↓↓↓
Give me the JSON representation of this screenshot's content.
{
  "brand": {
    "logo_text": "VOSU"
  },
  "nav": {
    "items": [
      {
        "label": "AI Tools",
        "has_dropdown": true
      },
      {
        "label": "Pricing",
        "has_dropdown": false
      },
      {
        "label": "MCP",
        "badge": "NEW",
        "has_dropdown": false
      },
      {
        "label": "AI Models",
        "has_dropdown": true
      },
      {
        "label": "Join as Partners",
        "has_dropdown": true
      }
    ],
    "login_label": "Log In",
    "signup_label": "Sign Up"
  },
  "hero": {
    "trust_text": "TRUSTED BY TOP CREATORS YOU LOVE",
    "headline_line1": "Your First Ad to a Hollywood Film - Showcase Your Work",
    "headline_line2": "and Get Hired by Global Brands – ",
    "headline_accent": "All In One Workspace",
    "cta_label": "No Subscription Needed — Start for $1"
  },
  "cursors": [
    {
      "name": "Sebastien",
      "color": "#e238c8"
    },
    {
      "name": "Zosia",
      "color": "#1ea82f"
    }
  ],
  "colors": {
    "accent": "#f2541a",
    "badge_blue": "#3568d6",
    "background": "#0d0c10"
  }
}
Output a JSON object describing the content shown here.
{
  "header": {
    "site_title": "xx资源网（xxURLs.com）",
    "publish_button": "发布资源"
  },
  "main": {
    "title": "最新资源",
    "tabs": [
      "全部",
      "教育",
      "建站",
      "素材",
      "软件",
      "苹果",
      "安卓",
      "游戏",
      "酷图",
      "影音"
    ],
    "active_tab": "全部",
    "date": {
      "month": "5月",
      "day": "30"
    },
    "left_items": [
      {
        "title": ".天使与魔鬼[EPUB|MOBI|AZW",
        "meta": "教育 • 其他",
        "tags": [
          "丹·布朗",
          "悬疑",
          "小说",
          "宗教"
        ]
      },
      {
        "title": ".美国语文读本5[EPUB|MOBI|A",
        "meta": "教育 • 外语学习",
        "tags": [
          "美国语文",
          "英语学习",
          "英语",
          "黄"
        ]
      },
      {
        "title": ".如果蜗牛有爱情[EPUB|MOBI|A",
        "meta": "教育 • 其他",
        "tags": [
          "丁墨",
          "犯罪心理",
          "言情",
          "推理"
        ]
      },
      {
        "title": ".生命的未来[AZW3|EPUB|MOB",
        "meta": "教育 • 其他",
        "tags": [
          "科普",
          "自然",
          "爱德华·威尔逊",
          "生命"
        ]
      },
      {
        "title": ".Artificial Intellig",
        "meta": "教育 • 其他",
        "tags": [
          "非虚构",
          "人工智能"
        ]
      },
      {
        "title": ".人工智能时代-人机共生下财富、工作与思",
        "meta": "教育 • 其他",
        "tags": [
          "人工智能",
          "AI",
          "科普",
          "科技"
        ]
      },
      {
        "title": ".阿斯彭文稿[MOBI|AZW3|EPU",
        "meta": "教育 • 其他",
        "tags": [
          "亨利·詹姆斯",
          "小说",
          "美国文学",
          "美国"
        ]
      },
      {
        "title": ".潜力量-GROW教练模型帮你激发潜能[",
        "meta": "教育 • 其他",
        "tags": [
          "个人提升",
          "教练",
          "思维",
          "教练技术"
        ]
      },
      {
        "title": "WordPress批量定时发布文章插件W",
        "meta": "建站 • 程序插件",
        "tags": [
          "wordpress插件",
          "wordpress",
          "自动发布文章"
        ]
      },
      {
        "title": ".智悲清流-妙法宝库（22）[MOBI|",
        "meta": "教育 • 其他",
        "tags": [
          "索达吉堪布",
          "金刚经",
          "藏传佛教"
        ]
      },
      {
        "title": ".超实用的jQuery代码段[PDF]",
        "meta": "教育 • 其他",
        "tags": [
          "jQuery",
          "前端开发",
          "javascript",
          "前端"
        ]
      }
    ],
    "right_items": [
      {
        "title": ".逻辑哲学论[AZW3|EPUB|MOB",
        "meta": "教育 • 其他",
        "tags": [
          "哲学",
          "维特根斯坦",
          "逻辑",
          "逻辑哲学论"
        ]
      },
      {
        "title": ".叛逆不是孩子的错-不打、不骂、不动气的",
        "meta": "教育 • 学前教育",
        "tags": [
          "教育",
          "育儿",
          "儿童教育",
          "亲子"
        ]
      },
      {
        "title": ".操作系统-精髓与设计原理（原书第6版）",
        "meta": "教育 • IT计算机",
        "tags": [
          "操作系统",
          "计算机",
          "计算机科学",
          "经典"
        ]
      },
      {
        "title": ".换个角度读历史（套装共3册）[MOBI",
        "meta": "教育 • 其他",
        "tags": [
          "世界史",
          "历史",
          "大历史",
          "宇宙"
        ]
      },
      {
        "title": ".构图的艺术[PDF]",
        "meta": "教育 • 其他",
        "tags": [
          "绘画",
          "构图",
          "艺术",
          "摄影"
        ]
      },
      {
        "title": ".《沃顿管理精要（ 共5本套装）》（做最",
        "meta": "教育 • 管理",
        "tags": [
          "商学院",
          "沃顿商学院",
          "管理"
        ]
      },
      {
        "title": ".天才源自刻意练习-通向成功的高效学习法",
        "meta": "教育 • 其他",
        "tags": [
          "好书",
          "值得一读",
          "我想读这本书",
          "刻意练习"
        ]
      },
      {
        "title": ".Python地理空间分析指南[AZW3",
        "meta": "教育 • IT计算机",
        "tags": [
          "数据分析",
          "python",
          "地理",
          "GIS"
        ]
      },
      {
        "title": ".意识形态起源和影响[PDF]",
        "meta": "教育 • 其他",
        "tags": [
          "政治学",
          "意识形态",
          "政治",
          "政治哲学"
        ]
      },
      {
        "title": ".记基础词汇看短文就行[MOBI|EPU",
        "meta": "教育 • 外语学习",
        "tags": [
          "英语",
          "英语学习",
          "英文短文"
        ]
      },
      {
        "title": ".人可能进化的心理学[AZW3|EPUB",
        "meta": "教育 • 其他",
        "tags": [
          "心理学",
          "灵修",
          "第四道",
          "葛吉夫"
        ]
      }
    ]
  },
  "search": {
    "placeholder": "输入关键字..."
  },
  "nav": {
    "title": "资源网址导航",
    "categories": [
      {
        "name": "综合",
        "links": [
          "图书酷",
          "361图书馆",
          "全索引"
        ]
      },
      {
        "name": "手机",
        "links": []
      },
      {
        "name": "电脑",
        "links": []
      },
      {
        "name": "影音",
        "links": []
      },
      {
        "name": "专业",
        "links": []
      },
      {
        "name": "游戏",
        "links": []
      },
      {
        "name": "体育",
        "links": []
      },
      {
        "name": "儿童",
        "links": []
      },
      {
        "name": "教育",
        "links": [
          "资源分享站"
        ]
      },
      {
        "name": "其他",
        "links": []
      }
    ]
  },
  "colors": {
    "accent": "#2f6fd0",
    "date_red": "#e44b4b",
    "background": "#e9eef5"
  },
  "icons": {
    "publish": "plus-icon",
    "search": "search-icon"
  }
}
↑↑↑
### What you will do
Give the complete listing a second time, exactly as it reads.

### Output of the task
Give me the JSON representation of this screenshot's content.
{
  "brand": {
    "logo_text": "VOSU"
  },
  "nav": {
    "items": [
      {
        "label": "AI Tools",
        "has_dropdown": true
      },
      {
        "label": "Pricing",
        "has_dropdown": false
      },
      {
        "label": "MCP",
        "badge": "NEW",
        "has_dropdown": false
      },
      {
        "label": "AI Models",
        "has_dropdown": true
      },
      {
        "label": "Join as Partners",
        "has_dropdown": true
      }
    ],
    "login_label": "Log In",
    "signup_label": "Sign Up"
  },
  "hero": {
    "trust_text": "TRUSTED BY TOP CREATORS YOU LOVE",
    "headline_line1": "Your First Ad to a Hollywood Film - Showcase Your Work",
    "headline_line2": "and Get Hired by Global Brands – ",
    "headline_accent": "All In One Workspace",
    "cta_label": "No Subscription Needed — Start for $1"
  },
  "cursors": [
    {
      "name": "Sebastien",
      "color": "#e238c8"
    },
    {
      "name": "Zosia",
      "color": "#1ea82f"
    }
  ],
  "colors": {
    "accent": "#f2541a",
    "badge_blue": "#3568d6",
    "background": "#0d0c10"
  }
}
Output a JSON object describing the content shown here.
{
  "header": {
    "site_title": "xx资源网（xxURLs.com）",
    "publish_button": "发布资源"
  },
  "main": {
    "title": "最新资源",
    "tabs": [
      "全部",
      "教育",
      "建站",
      "素材",
      "软件",
      "苹果",
      "安卓",
      "游戏",
      "酷图",
      "影音"
    ],
    "active_tab": "全部",
    "date": {
      "month": "5月",
      "day": "30"
    },
    "left_items": [
      {
        "title": ".天使与魔鬼[EPUB|MOBI|AZW",
        "meta": "教育 • 其他",
        "tags": [
          "丹·布朗",
          "悬疑",
          "小说",
          "宗教"
        ]
      },
      {
        "title": ".美国语文读本5[EPUB|MOBI|A",
        "meta": "教育 • 外语学习",
        "tags": [
          "美国语文",
          "英语学习",
          "英语",
          "黄"
        ]
      },
      {
        "title": ".如果蜗牛有爱情[EPUB|MOBI|A",
        "meta": "教育 • 其他",
        "tags": [
          "丁墨",
          "犯罪心理",
          "言情",
          "推理"
        ]
      },
      {
        "title": ".生命的未来[AZW3|EPUB|MOB",
        "meta": "教育 • 其他",
        "tags": [
          "科普",
          "自然",
          "爱德华·威尔逊",
          "生命"
        ]
      },
      {
        "title": ".Artificial Intellig",
        "meta": "教育 • 其他",
        "tags": [
          "非虚构",
          "人工智能"
        ]
      },
      {
        "title": ".人工智能时代-人机共生下财富、工作与思",
        "meta": "教育 • 其他",
        "tags": [
          "人工智能",
          "AI",
          "科普",
          "科技"
        ]
      },
      {
        "title": ".阿斯彭文稿[MOBI|AZW3|EPU",
        "meta": "教育 • 其他",
        "tags": [
          "亨利·詹姆斯",
          "小说",
          "美国文学",
          "美国"
        ]
      },
      {
        "title": ".潜力量-GROW教练模型帮你激发潜能[",
        "meta": "教育 • 其他",
        "tags": [
          "个人提升",
          "教练",
          "思维",
          "教练技术"
        ]
      },
      {
        "title": "WordPress批量定时发布文章插件W",
        "meta": "建站 • 程序插件",
        "tags": [
          "wordpress插件",
          "wordpress",
          "自动发布文章"
        ]
      },
      {
        "title": ".智悲清流-妙法宝库（22）[MOBI|",
        "meta": "教育 • 其他",
        "tags": [
          "索达吉堪布",
          "金刚经",
          "藏传佛教"
        ]
      },
      {
        "title": ".超实用的jQuery代码段[PDF]",
        "meta": "教育 • 其他",
        "tags": [
          "jQuery",
          "前端开发",
          "javascript",
          "前端"
        ]
      }
    ],
    "right_items": [
      {
        "title": ".逻辑哲学论[AZW3|EPUB|MOB",
        "meta": "教育 • 其他",
        "tags": [
          "哲学",
          "维特根斯坦",
          "逻辑",
          "逻辑哲学论"
        ]
      },
      {
        "title": ".叛逆不是孩子的错-不打、不骂、不动气的",
        "meta": "教育 • 学前教育",
        "tags": [
          "教育",
          "育儿",
          "儿童教育",
          "亲子"
        ]
      },
      {
        "title": ".操作系统-精髓与设计原理（原书第6版）",
        "meta": "教育 • IT计算机",
        "tags": [
          "操作系统",
          "计算机",
          "计算机科学",
          "经典"
        ]
      },
      {
        "title": ".换个角度读历史（套装共3册）[MOBI",
        "meta": "教育 • 其他",
        "tags": [
          "世界史",
          "历史",
          "大历史",
          "宇宙"
        ]
      },
      {
        "title": ".构图的艺术[PDF]",
        "meta": "教育 • 其他",
        "tags": [
          "绘画",
          "构图",
          "艺术",
          "摄影"
        ]
      },
      {
        "title": ".《沃顿管理精要（ 共5本套装）》（做最",
        "meta": "教育 • 管理",
        "tags": [
          "商学院",
          "沃顿商学院",
          "管理"
        ]
      },
      {
        "title": ".天才源自刻意练习-通向成功的高效学习法",
        "meta": "教育 • 其他",
        "tags": [
          "好书",
          "值得一读",
          "我想读这本书",
          "刻意练习"
        ]
      },
      {
        "title": ".Python地理空间分析指南[AZW3",
        "meta": "教育 • IT计算机",
        "tags": [
          "数据分析",
          "python",
          "地理",
          "GIS"
        ]
      },
      {
        "title": ".意识形态起源和影响[PDF]",
        "meta": "教育 • 其他",
        "tags": [
          "政治学",
          "意识形态",
          "政治",
          "政治哲学"
        ]
      },
      {
        "title": ".记基础词汇看短文就行[MOBI|EPU",
        "meta": "教育 • 外语学习",
        "tags": [
          "英语",
          "英语学习",
          "英文短文"
        ]
      },
      {
        "title": ".人可能进化的心理学[AZW3|EPUB",
        "meta": "教育 • 其他",
        "tags": [
          "心理学",
          "灵修",
          "第四道",
          "葛吉夫"
        ]
      }
    ]
  },
  "search": {
    "placeholder": "输入关键字..."
  },
  "nav": {
    "title": "资源网址导航",
    "categories": [
      {
        "name": "综合",
        "links": [
          "图书酷",
          "361图书馆",
          "全索引"
        ]
      },
      {
        "name": "手机",
        "links": []
      },
      {
        "name": "电脑",
        "links": []
      },
      {
        "name": "影音",
        "links": []
      },
      {
        "name": "专业",
        "links": []
      },
      {
        "name": "游戏",
        "links": []
      },
      {
        "name": "体育",
        "links": []
      },
      {
        "name": "儿童",
        "links": []
      },
      {
        "name": "教育",
        "links": [
          "资源分享站"
        ]
      },
      {
        "name": "其他",
        "links": []
      }
    ]
  },
  "colors": {
    "accent": "#2f6fd0",
    "date_red": "#e44b4b",
    "background": "#e9eef5"
  },
  "icons": {
    "publish": "plus-icon",
    "search": "search-icon"
  }
}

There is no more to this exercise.